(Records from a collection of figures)

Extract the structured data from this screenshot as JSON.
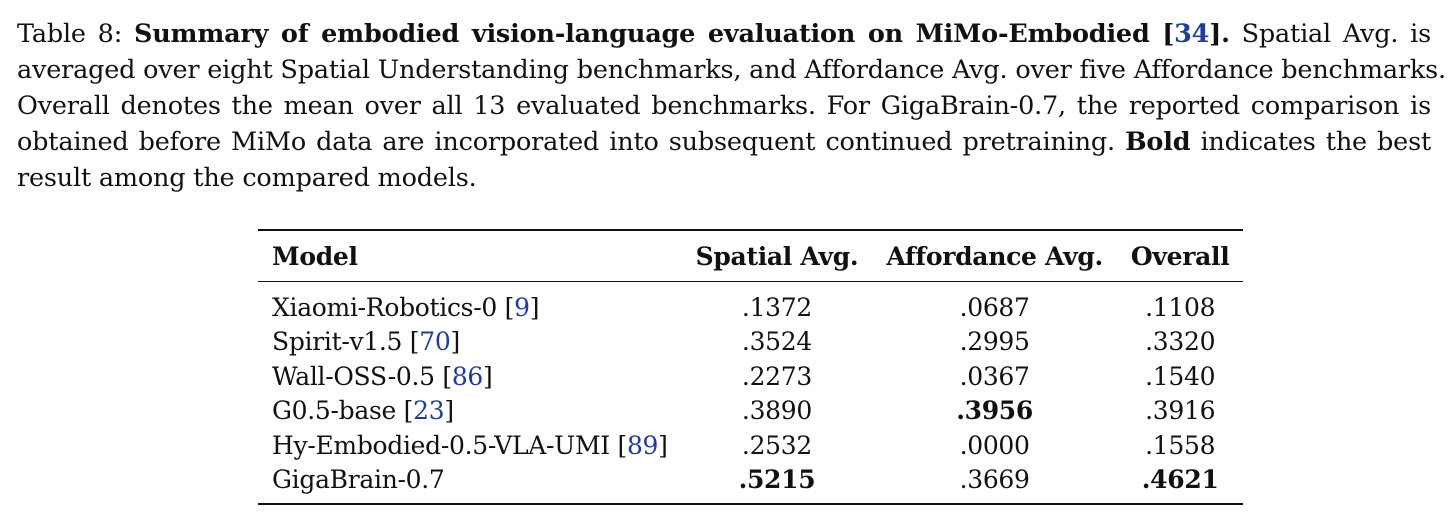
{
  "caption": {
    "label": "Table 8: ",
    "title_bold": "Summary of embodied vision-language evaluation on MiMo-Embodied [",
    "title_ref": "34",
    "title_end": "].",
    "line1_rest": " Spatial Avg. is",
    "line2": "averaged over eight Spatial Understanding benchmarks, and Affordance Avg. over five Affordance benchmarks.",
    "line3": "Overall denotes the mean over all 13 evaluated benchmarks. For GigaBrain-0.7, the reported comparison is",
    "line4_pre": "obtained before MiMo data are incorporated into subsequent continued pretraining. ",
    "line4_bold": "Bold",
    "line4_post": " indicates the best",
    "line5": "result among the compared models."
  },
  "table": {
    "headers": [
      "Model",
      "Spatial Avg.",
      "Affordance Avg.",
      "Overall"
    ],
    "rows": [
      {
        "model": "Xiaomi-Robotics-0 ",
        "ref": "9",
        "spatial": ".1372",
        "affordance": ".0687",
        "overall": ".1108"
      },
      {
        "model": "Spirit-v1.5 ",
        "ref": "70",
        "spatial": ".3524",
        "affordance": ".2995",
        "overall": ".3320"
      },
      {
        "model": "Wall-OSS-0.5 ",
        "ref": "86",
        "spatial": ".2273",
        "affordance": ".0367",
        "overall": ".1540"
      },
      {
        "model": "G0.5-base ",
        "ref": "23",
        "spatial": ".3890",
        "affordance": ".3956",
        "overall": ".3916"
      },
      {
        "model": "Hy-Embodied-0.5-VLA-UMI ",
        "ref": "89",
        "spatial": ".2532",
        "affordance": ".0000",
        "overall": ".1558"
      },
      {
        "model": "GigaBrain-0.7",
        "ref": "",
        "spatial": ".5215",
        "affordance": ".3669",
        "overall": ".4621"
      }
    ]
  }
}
==
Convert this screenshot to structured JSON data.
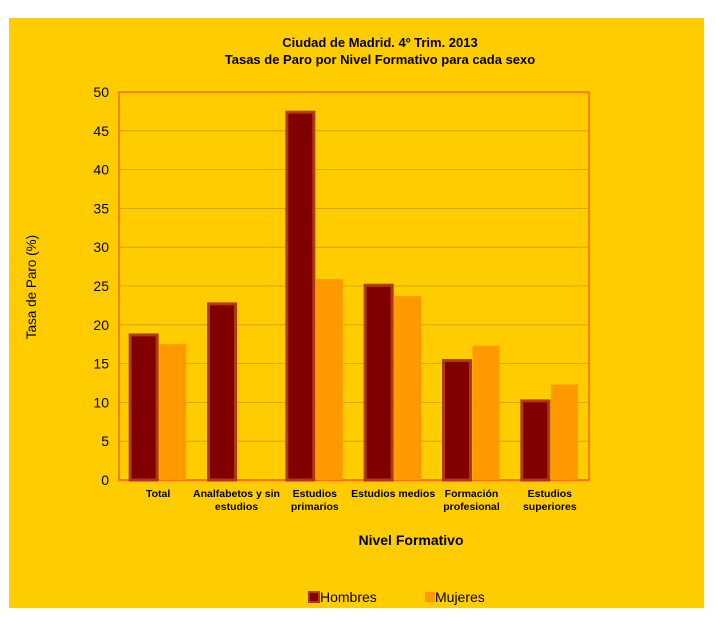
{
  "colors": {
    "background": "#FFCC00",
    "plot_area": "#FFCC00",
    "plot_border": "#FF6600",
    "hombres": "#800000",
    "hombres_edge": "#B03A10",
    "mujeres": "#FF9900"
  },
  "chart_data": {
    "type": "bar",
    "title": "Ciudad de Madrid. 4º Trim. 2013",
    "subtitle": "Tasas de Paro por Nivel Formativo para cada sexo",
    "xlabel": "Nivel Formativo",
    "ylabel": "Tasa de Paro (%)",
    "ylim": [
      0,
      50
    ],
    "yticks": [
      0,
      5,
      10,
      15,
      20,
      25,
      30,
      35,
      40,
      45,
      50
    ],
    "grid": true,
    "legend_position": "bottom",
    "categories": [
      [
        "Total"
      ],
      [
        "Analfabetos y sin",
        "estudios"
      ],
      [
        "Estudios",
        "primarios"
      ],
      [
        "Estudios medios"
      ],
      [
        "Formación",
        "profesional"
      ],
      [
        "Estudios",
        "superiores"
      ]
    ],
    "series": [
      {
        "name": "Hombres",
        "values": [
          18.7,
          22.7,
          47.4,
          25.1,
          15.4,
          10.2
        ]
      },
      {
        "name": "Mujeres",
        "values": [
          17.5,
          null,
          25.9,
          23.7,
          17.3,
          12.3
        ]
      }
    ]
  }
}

● Goal of the exercise: Tell how many lines of the material above hold "benchmarks", answering with a bare number.

● Final result: 2